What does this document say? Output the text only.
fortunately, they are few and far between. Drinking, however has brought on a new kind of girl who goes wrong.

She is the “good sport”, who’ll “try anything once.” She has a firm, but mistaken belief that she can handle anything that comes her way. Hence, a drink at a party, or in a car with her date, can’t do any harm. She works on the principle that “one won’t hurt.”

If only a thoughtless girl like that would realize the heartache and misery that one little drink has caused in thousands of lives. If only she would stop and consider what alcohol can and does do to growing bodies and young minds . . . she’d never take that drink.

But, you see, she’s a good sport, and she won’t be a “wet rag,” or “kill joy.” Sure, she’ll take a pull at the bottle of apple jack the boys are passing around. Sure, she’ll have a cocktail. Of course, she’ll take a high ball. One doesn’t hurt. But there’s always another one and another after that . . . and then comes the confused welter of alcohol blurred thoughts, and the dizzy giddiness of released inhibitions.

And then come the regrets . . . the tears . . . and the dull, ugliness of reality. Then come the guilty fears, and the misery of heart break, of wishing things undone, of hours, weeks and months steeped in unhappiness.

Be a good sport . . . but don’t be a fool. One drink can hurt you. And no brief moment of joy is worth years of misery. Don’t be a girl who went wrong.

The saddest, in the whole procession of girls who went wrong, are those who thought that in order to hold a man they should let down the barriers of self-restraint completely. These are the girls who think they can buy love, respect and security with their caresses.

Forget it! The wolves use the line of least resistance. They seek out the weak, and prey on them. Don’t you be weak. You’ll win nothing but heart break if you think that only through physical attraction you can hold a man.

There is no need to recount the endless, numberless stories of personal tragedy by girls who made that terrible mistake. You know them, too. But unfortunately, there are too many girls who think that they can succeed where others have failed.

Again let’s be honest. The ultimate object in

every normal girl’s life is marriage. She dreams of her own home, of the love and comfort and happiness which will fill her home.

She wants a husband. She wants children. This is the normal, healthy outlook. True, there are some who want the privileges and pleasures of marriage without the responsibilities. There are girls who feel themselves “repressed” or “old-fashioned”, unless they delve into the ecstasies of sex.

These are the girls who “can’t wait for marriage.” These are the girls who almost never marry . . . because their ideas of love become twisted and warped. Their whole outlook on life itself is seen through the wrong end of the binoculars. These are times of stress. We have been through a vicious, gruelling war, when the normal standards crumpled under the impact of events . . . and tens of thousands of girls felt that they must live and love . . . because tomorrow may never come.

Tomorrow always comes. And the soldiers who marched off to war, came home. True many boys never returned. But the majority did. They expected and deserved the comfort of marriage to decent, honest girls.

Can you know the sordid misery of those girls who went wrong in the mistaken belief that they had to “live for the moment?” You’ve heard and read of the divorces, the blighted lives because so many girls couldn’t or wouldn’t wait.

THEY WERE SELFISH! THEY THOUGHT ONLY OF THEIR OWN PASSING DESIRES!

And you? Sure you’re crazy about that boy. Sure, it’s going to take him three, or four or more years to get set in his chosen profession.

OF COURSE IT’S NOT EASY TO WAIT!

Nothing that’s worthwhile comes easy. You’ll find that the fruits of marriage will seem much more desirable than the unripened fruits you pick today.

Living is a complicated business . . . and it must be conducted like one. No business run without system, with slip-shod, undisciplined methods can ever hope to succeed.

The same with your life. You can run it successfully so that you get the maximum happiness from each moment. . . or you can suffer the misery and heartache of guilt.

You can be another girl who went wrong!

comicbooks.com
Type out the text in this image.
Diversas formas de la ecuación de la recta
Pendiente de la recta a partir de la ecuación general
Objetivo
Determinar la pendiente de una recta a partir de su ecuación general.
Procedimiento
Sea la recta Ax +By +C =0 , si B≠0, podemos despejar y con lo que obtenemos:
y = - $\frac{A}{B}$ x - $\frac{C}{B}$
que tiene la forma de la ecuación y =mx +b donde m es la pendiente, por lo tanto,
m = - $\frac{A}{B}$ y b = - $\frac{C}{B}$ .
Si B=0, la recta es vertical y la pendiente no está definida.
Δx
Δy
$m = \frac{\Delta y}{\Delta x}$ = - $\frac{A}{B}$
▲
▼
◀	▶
· · · · · · ·
• _What to do_:
Reply with one number only: how many lines of the listing hold "there"?

• _Response_:
3